[Begin RAW RECORDS]

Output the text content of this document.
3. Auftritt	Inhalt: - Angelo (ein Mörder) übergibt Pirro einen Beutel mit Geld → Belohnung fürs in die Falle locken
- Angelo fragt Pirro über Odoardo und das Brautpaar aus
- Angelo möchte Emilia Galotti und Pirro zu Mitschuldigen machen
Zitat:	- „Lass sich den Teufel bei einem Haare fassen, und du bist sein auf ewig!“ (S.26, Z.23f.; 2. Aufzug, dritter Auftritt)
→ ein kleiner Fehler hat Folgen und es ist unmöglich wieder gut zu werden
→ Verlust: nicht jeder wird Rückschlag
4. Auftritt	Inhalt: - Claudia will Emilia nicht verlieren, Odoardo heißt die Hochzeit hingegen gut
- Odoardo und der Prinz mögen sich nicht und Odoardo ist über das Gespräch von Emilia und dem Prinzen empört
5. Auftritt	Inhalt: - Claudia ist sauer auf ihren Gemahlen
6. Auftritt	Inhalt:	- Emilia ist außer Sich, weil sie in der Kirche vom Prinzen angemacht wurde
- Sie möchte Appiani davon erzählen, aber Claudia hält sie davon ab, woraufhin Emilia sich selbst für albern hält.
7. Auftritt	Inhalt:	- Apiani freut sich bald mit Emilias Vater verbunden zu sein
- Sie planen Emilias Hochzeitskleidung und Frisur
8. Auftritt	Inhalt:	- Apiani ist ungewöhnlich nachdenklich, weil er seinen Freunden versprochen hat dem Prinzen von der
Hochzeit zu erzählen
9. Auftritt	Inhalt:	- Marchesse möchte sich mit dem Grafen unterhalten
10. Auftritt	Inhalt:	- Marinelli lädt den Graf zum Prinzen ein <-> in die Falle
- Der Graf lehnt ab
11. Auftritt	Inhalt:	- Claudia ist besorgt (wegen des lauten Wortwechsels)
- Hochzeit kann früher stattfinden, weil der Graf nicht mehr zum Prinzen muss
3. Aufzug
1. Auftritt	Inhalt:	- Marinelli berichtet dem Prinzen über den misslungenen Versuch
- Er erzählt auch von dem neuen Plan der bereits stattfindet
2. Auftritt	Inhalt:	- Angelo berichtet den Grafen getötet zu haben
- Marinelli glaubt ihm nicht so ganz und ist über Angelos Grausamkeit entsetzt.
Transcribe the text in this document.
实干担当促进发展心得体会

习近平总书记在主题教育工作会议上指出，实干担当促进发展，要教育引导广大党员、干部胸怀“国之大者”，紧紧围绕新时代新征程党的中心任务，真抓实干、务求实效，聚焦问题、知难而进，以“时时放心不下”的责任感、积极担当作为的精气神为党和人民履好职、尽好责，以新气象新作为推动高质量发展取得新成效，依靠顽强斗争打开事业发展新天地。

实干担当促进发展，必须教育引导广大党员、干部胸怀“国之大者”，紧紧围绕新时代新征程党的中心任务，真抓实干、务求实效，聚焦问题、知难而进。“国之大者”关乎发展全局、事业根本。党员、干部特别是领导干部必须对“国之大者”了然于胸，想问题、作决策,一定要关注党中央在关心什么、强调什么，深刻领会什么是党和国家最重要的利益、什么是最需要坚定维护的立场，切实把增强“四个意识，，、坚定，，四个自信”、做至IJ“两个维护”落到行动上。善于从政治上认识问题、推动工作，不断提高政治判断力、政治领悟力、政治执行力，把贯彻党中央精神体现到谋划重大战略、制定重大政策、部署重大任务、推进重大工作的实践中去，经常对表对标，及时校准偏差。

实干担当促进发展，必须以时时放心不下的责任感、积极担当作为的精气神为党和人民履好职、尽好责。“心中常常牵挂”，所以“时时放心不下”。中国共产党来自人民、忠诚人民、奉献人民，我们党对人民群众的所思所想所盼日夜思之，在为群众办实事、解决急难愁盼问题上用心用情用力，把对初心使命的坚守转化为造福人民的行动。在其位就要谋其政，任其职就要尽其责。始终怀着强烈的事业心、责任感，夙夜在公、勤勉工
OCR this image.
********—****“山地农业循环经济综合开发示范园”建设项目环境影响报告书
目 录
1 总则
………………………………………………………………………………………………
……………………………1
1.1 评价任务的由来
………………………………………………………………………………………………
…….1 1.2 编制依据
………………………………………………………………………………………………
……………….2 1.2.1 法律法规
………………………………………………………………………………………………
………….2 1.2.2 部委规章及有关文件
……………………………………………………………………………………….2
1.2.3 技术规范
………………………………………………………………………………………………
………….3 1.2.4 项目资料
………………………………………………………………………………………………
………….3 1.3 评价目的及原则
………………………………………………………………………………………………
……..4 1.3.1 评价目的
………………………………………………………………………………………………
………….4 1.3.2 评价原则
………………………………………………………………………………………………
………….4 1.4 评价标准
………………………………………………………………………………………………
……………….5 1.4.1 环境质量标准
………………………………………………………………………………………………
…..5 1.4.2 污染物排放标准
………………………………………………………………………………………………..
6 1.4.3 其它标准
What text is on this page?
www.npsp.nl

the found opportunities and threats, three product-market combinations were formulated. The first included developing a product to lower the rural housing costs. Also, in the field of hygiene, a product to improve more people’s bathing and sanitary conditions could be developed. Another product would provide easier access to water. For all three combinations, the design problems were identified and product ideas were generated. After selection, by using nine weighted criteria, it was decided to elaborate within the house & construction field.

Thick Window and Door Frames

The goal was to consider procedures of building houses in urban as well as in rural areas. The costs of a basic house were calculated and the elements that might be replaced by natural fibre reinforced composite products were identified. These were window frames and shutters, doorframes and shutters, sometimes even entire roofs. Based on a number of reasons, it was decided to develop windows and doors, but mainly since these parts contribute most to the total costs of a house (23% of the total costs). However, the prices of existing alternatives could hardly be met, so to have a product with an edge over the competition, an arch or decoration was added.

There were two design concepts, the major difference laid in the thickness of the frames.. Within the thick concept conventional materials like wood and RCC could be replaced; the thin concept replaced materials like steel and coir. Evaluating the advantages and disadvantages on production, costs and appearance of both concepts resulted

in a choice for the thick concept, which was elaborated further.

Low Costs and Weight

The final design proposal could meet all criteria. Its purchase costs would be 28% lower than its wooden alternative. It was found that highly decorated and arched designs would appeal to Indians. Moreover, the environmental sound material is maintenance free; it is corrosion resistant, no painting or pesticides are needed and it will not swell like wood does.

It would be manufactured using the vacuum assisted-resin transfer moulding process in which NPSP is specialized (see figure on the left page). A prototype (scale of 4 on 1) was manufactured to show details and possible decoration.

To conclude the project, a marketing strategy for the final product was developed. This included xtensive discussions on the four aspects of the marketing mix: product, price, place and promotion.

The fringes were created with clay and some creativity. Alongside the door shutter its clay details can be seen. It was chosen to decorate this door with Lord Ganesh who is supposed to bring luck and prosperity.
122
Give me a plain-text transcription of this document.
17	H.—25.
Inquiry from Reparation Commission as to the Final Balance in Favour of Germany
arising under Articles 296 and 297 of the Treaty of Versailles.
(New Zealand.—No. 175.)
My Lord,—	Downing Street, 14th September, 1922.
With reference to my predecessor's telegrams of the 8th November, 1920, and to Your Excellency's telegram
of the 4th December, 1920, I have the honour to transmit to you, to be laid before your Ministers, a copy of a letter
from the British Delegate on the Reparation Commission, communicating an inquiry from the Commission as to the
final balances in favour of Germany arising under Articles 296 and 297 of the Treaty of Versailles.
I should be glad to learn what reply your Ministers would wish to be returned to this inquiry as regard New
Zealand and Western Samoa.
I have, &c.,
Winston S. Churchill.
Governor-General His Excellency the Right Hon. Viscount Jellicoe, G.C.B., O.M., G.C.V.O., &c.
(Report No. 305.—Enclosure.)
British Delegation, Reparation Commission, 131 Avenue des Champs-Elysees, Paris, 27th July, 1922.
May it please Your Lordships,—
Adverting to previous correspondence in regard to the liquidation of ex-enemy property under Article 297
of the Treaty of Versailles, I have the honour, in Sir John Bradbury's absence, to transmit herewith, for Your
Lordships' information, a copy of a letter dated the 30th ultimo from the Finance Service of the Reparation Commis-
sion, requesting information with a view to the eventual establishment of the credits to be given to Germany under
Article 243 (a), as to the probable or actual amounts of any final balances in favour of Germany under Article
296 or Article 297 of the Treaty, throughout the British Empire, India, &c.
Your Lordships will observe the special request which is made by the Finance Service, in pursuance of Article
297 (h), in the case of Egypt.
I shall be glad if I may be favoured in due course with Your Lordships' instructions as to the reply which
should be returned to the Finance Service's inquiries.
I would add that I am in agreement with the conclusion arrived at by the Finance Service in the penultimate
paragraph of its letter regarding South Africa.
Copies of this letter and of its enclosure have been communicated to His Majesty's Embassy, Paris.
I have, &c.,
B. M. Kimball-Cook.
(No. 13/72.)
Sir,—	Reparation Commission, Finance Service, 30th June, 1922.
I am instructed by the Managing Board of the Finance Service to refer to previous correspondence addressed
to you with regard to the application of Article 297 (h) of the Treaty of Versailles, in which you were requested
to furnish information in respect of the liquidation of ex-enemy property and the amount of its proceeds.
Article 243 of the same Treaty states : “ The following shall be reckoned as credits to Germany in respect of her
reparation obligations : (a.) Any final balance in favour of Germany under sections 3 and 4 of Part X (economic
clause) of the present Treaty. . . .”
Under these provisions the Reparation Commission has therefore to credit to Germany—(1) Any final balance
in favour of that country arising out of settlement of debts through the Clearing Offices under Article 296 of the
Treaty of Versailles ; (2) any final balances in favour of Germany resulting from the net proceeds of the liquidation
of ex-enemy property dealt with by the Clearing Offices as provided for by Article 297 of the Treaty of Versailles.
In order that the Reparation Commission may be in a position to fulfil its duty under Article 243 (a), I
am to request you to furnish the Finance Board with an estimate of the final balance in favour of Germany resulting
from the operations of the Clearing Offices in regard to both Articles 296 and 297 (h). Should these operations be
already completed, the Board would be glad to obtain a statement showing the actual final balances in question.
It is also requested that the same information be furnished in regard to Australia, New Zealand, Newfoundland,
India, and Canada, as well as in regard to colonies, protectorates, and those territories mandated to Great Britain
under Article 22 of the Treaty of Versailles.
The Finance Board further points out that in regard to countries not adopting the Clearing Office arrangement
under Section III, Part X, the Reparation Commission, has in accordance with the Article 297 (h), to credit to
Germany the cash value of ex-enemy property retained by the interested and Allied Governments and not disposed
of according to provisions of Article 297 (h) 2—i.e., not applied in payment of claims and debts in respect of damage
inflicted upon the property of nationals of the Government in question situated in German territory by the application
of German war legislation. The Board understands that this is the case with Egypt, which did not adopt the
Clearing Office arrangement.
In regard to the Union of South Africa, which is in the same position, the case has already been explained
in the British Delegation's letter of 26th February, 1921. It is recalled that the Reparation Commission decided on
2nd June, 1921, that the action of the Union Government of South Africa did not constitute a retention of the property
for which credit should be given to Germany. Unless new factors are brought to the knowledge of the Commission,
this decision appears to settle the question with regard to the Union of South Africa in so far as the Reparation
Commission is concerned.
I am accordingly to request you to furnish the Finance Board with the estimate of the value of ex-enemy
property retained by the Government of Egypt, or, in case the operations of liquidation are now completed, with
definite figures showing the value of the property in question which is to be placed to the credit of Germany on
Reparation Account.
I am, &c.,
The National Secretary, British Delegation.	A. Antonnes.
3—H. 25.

[End RAW RECORDS]

**PROMPT**
Whichever lines contain the string "text", select and copy them.

**OUTPUT OF THE TASK**
Output the text content of this document.
Transcribe the text in this document.
What text is on this page?
Give me a plain-text transcription of this document.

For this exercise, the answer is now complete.